*WHAT TO PRODUCE:*
Collect each line holding the string "Measured".

*EXERCISE MATERIAL:*
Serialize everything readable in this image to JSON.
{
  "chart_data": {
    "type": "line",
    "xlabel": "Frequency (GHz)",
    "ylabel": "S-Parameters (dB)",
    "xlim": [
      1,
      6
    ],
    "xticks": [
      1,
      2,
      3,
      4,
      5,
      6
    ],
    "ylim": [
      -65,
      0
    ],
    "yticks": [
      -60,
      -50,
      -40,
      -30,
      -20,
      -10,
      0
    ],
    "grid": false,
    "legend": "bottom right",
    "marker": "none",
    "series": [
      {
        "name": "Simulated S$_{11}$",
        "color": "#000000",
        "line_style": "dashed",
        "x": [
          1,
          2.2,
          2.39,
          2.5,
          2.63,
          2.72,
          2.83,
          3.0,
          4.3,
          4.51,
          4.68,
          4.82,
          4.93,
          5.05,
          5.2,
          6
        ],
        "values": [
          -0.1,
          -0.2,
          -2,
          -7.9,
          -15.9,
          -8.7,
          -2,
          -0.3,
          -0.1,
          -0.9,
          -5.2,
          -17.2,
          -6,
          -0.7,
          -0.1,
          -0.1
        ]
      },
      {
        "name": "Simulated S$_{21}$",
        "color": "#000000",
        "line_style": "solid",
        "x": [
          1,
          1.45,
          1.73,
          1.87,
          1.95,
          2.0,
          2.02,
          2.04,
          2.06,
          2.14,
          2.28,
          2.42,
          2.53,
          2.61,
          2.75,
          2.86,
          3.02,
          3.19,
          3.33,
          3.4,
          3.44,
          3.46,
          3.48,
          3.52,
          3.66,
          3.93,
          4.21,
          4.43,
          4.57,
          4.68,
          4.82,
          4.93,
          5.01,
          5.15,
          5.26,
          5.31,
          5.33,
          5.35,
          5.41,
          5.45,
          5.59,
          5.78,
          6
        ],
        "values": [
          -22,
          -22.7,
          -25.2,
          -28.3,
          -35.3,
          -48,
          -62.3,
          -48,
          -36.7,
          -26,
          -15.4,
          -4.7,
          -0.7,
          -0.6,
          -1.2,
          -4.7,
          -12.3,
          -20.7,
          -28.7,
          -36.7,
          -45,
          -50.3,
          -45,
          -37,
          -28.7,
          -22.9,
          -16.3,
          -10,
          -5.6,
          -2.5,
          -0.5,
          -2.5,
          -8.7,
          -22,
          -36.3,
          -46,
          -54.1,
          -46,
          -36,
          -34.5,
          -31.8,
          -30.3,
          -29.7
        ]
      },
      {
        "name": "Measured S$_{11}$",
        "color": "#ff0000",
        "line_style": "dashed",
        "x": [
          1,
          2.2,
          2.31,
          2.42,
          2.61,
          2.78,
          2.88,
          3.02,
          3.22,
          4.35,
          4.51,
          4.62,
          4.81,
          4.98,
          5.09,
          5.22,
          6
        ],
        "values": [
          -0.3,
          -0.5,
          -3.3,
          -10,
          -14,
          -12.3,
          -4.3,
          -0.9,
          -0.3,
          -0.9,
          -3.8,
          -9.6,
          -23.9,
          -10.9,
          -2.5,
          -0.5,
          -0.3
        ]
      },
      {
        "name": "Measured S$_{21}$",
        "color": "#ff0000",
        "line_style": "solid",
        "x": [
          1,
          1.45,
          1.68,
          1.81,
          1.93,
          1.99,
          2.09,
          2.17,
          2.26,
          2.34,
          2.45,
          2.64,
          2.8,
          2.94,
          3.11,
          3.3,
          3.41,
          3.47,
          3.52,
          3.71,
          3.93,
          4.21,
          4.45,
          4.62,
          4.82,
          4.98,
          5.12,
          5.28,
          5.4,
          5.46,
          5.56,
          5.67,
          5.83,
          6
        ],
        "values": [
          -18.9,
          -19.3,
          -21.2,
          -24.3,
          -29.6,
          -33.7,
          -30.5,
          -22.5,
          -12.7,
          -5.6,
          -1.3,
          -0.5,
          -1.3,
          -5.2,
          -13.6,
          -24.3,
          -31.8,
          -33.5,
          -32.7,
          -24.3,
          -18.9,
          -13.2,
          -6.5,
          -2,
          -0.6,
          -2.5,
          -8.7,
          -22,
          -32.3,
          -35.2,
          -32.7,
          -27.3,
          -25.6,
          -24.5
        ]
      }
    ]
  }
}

*ANSWER IN FULL:*
        "name": "Measured S$_{11}$",
        "name": "Measured S$_{21}$",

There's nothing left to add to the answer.